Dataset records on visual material
--- Start ---

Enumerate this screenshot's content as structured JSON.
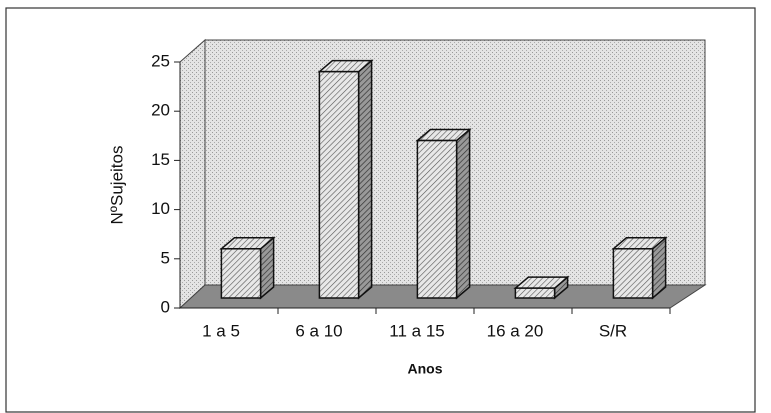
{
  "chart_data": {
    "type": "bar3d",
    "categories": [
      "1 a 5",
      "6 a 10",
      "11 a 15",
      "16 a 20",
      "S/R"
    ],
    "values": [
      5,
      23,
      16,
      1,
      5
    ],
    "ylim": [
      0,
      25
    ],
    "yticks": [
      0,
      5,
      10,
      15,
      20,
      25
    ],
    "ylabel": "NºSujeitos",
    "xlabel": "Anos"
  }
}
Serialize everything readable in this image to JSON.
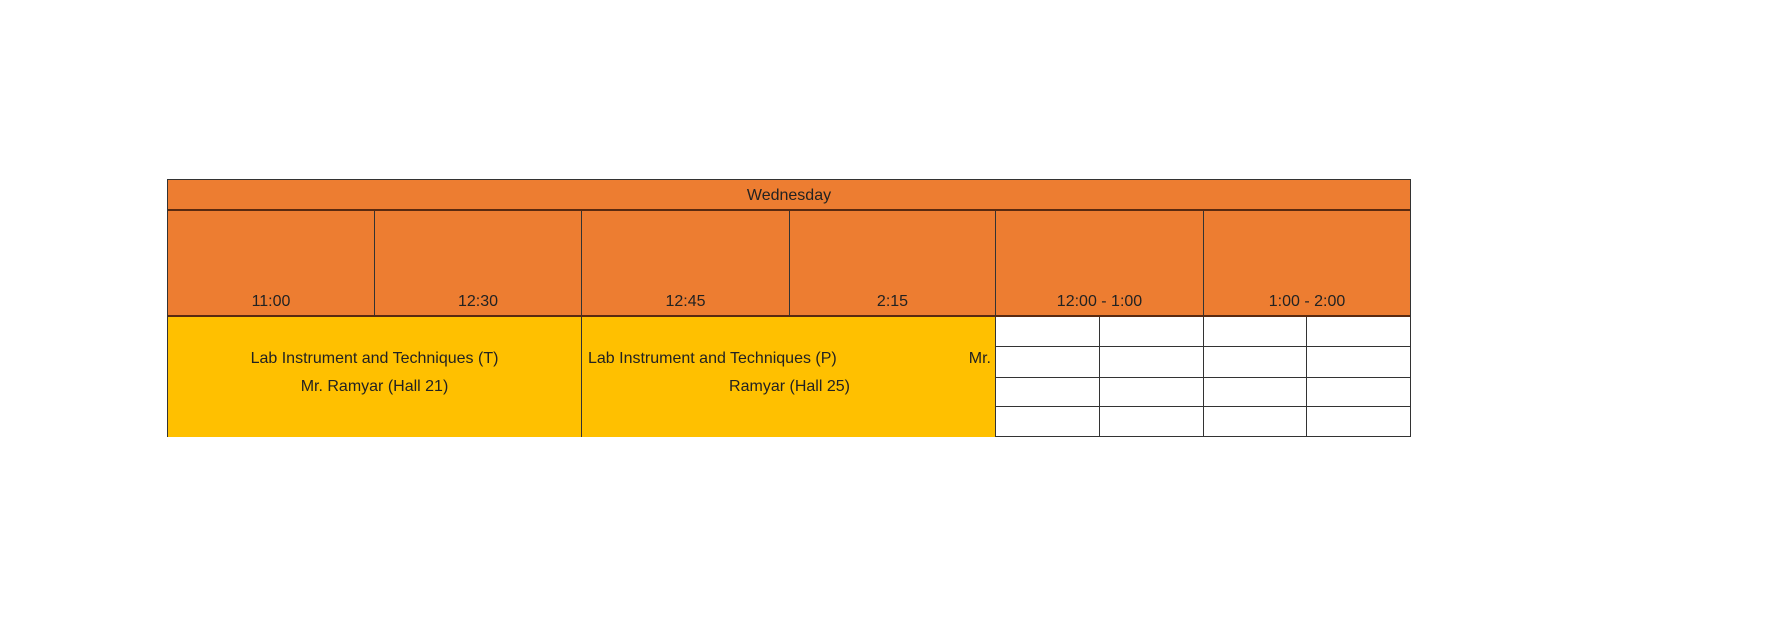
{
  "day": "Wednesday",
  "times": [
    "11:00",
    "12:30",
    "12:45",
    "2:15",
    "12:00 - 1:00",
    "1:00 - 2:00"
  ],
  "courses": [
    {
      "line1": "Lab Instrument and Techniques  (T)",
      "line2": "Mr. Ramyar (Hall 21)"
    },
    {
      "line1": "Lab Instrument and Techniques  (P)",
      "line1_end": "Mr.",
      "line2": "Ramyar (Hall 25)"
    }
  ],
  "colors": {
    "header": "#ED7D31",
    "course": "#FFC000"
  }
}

--- End ---

### PROBLEM STATEMENT
Working from the entries above, return all lines that contain "this".

### TASK RESPONSE
Enumerate this screenshot's content as structured JSON.
Serialize everything readable in this image to JSON.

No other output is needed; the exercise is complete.